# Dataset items
-.-.-
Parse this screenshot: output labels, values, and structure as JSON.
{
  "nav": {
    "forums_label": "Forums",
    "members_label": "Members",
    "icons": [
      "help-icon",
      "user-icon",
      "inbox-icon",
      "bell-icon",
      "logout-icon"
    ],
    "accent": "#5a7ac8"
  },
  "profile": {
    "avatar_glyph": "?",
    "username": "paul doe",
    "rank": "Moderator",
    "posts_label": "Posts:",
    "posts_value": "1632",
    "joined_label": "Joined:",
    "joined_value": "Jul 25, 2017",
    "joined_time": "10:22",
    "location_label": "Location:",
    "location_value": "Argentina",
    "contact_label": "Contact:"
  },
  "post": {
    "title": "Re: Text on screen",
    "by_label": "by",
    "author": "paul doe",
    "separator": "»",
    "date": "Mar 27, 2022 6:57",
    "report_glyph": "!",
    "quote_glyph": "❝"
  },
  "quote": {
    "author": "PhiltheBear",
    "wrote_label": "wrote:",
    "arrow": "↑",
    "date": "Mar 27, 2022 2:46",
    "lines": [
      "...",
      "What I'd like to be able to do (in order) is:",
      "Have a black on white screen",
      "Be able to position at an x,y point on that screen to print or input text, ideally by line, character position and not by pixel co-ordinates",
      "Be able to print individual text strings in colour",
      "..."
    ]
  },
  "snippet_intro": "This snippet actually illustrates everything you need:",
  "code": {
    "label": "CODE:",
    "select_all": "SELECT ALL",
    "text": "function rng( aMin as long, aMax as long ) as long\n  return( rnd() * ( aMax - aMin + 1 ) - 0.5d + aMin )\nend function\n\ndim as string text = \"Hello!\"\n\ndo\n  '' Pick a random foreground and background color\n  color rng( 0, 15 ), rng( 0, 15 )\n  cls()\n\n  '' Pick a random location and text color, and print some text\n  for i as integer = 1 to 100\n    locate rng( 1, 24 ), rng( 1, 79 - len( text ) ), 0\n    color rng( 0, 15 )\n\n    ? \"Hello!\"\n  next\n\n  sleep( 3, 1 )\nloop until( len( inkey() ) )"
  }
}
-.-.-
# Exercise
Show every line where the string "print" appears.

# Exercise solution
      "Be able to position at an x,y point on that screen to print or input text, ideally by line, character position and not by pixel co-ordinates",
      "Be able to print individual text strings in colour",
    "text": "function rng( aMin as long, aMax as long ) as long\n  return( rnd() * ( aMax - aMin + 1 ) - 0.5d + aMin )\nend function\n\ndim as string text = \"Hello!\"\n\ndo\n  '' Pick a random foreground and background color\n  color rng( 0, 15 ), rng( 0, 15 )\n  cls()\n\n  '' Pick a random location and text color, and print some text\n  for i as integer = 1 to 100\n    locate rng( 1, 24 ), rng( 1, 79 - len( text ) ), 0\n    color rng( 0, 15 )\n\n    ? \"Hello!\"\n  next\n\n  sleep( 3, 1 )\nloop until( len( inkey() ) )"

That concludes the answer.